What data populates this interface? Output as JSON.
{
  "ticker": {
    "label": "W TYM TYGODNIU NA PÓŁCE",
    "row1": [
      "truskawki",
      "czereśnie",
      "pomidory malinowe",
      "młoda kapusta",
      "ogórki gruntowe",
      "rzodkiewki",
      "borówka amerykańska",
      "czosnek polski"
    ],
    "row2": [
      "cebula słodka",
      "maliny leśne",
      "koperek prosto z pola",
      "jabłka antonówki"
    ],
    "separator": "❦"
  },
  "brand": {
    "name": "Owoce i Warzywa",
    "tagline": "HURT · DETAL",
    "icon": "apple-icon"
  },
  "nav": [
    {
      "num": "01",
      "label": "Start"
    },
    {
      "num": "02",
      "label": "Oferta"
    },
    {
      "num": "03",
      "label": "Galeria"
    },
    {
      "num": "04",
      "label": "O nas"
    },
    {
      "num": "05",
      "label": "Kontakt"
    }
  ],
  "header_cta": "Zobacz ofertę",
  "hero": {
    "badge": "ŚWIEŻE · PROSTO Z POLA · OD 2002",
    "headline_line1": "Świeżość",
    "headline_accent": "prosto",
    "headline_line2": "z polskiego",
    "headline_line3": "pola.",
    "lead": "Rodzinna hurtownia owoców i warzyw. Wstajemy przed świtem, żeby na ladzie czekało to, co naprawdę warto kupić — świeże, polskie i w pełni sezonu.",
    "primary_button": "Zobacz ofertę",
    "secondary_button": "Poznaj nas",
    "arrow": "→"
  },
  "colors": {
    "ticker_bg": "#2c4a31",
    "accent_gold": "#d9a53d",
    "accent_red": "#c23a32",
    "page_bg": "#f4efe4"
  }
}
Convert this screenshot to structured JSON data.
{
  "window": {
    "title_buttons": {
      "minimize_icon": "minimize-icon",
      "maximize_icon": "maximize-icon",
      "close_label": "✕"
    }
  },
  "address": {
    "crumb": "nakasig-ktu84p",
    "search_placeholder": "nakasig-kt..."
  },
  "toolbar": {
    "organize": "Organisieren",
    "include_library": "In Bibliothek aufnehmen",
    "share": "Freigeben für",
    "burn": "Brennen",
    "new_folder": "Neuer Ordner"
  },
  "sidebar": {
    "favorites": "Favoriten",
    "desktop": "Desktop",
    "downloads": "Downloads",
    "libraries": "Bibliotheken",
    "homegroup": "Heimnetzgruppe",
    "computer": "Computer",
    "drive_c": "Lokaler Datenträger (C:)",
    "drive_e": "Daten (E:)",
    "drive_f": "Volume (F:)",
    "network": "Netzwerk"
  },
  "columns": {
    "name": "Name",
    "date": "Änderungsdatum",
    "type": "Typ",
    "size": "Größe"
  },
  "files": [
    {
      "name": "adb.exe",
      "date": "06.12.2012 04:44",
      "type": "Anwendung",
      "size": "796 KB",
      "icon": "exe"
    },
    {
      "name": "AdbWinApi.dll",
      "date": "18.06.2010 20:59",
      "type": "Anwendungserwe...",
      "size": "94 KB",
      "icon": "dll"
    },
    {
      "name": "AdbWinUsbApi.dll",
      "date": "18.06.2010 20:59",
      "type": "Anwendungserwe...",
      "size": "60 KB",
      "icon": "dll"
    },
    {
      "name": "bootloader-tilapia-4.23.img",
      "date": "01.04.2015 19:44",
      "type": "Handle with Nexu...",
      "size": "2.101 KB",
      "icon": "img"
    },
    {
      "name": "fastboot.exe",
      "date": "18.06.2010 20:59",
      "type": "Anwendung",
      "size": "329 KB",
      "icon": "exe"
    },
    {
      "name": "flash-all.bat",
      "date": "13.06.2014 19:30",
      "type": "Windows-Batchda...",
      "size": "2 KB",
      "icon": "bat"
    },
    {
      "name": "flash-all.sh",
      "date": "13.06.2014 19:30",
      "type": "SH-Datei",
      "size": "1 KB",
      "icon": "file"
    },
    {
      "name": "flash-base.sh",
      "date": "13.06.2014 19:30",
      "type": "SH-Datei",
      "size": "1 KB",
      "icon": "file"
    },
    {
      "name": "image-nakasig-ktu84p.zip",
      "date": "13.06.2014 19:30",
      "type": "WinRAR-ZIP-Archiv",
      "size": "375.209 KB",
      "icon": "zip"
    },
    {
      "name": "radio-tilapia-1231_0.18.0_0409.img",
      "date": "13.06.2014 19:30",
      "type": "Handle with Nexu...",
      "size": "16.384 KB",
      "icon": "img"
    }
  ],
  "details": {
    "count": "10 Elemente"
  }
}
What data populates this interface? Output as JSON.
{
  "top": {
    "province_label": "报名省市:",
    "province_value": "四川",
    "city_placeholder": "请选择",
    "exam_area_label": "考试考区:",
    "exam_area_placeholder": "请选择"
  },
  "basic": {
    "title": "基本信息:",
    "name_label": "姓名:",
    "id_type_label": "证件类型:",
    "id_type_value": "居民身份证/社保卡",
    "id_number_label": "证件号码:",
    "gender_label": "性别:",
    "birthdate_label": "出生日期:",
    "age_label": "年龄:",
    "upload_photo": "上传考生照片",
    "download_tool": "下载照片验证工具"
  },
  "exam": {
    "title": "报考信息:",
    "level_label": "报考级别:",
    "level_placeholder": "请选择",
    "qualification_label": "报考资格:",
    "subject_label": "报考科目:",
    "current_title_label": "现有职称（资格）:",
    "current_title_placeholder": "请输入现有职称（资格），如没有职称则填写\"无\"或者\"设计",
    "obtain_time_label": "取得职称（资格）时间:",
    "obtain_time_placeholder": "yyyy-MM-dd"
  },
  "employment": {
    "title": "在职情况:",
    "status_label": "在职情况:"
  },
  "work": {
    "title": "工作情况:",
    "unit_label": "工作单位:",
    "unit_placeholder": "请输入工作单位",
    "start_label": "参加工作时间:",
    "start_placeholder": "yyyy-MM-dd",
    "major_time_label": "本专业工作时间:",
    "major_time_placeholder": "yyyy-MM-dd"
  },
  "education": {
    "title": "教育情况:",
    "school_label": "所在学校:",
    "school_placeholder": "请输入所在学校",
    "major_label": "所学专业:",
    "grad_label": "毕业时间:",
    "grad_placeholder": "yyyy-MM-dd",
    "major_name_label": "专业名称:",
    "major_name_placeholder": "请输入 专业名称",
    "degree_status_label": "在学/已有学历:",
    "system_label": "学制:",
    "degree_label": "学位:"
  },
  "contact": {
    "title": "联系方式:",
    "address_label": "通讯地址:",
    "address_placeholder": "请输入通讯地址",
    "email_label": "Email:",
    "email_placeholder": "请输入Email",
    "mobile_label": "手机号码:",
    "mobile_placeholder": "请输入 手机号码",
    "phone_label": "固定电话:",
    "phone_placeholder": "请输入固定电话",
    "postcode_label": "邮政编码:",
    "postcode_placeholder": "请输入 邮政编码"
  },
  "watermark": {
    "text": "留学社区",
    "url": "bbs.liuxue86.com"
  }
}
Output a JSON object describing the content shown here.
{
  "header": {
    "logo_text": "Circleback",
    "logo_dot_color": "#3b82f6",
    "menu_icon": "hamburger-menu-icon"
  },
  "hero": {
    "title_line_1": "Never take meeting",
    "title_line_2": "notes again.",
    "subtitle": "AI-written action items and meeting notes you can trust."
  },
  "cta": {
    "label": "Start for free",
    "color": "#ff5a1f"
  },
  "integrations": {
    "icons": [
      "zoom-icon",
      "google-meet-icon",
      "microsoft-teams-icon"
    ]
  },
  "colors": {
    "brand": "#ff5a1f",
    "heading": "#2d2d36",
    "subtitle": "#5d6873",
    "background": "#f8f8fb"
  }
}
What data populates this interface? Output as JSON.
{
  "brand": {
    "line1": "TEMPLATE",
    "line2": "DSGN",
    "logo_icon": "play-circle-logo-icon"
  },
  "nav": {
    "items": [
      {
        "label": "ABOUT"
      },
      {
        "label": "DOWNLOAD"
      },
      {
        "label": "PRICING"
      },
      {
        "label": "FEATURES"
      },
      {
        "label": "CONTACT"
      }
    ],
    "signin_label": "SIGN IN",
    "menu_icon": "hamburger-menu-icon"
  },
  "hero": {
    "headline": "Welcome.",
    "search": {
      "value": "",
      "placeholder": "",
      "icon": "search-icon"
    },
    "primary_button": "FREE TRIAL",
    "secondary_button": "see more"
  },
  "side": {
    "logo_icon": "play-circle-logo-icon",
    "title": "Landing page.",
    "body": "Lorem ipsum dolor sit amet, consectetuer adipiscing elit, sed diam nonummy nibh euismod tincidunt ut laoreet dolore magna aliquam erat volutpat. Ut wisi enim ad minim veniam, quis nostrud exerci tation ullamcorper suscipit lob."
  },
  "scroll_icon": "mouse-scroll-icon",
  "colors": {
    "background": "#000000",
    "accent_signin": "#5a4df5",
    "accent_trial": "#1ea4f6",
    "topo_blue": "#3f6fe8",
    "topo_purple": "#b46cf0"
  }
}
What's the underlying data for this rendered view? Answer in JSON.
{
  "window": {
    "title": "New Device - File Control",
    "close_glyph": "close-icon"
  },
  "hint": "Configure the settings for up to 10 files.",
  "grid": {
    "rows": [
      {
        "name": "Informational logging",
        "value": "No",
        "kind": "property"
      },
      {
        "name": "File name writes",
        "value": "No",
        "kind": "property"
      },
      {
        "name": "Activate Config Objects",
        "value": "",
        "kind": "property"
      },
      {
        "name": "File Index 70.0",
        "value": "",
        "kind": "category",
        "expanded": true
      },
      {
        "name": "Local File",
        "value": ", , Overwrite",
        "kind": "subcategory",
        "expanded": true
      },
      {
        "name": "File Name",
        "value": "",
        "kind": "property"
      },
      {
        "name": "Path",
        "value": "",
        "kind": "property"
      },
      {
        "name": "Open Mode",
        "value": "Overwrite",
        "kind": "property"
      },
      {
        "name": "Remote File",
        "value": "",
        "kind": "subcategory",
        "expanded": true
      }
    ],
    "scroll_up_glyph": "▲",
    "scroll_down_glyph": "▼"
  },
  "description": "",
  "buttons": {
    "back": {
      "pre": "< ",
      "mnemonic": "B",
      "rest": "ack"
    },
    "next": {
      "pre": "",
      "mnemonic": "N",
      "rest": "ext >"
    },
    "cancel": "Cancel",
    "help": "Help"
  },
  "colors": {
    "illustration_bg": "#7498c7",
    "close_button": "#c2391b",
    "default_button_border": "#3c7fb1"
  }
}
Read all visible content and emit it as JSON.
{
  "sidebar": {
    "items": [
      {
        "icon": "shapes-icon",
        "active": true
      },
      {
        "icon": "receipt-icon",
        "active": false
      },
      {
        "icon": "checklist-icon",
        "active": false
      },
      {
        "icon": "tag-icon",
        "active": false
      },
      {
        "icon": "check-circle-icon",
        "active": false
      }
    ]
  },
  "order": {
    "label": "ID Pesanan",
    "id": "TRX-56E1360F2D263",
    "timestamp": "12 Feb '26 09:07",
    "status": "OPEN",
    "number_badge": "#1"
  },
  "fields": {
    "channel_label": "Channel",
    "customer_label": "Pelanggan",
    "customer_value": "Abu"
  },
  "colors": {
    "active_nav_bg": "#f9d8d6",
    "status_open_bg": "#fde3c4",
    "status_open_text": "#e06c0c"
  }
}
◆ ◆ ◆ ◆ ◆
Repeat exactly the lines above from the line that contains "Read all visible content and emit it as JSON." through the end. Include both of these ends; leave out everything else.

**Answer below**
Read all visible content and emit it as JSON.
{
  "sidebar": {
    "items": [
      {
        "icon": "shapes-icon",
        "active": true
      },
      {
        "icon": "receipt-icon",
        "active": false
      },
      {
        "icon": "checklist-icon",
        "active": false
      },
      {
        "icon": "tag-icon",
        "active": false
      },
      {
        "icon": "check-circle-icon",
        "active": false
      }
    ]
  },
  "order": {
    "label": "ID Pesanan",
    "id": "TRX-56E1360F2D263",
    "timestamp": "12 Feb '26 09:07",
    "status": "OPEN",
    "number_badge": "#1"
  },
  "fields": {
    "channel_label": "Channel",
    "customer_label": "Pelanggan",
    "customer_value": "Abu"
  },
  "colors": {
    "active_nav_bg": "#f9d8d6",
    "status_open_bg": "#fde3c4",
    "status_open_text": "#e06c0c"
  }
}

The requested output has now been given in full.